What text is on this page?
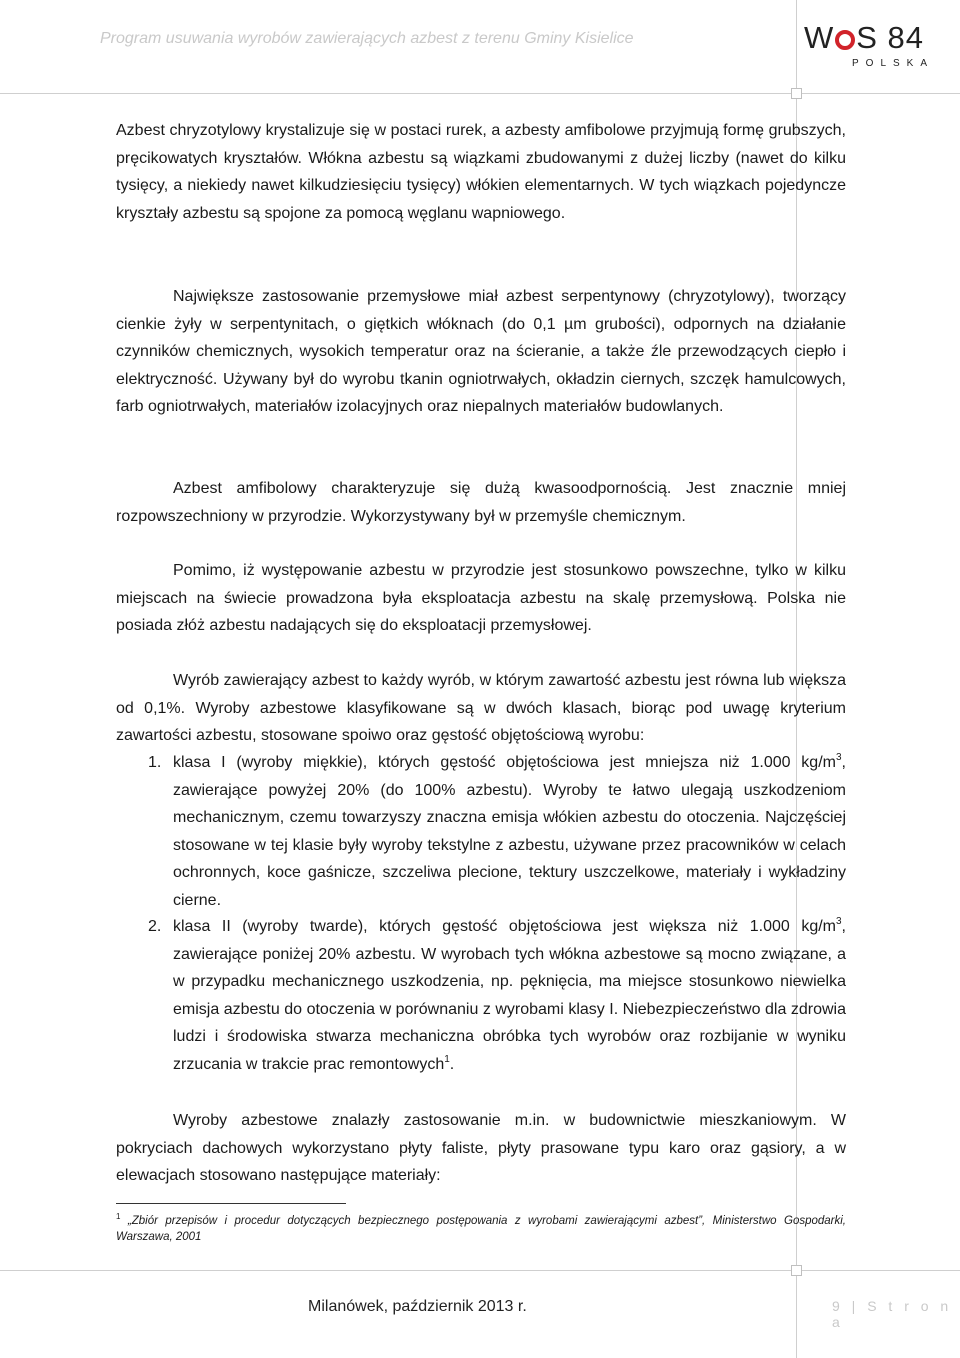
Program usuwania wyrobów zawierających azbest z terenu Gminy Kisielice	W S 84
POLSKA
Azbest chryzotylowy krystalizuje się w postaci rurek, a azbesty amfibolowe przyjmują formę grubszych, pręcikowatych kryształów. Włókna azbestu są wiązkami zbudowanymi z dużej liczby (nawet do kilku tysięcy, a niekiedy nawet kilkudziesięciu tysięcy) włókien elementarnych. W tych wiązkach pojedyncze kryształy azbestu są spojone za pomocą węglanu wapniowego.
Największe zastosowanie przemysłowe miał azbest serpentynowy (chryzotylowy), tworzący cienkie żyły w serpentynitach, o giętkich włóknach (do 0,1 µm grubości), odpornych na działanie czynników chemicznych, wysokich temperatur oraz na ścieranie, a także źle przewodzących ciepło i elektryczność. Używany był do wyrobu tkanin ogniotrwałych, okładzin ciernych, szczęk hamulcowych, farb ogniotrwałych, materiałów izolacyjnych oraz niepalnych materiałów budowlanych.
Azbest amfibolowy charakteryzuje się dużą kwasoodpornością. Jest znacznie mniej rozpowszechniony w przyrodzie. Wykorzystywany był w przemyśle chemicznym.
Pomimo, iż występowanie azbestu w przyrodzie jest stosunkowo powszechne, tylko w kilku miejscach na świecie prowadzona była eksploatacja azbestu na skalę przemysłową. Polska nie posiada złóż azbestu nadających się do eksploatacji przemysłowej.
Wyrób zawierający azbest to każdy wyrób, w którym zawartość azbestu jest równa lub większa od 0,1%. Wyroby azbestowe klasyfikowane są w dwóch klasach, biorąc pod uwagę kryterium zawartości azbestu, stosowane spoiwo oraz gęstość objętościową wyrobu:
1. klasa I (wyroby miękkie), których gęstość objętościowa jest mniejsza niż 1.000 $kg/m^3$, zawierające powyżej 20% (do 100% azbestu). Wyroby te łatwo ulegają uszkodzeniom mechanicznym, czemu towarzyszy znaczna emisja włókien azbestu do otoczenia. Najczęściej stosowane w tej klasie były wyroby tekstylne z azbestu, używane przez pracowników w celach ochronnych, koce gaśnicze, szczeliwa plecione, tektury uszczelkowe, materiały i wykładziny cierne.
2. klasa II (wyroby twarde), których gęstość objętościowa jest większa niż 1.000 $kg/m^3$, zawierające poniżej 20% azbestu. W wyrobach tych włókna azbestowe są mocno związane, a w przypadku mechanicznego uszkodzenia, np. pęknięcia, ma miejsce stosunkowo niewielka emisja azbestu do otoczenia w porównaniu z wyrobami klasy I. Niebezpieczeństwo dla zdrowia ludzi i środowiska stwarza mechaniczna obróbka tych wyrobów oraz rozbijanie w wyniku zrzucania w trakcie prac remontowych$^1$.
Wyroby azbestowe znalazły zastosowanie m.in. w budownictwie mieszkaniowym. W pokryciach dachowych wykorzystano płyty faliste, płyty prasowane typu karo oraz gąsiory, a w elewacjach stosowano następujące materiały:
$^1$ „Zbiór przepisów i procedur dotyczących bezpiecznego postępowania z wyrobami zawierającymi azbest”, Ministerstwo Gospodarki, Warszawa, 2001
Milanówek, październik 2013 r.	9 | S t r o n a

====

- **EXERCISE**
Return all lines containing the word "wyrobami".

- **OUTPUT FOR THIS TASK**
2. klasa II (wyroby twarde), których gęstość objętościowa jest większa niż 1.000 $kg/m^3$, zawierające poniżej 20% azbestu. W wyrobach tych włókna azbestowe są mocno związane, a w przypadku mechanicznego uszkodzenia, np. pęknięcia, ma miejsce stosunkowo niewielka emisja azbestu do otoczenia w porównaniu z wyrobami klasy I. Niebezpieczeństwo dla zdrowia ludzi i środowiska stwarza mechaniczna obróbka tych wyrobów oraz rozbijanie w wyniku zrzucania w trakcie prac remontowych$^1$.
$^1$ „Zbiór przepisów i procedur dotyczących bezpiecznego postępowania z wyrobami zawierającymi azbest”, Ministerstwo Gospodarki, Warszawa, 2001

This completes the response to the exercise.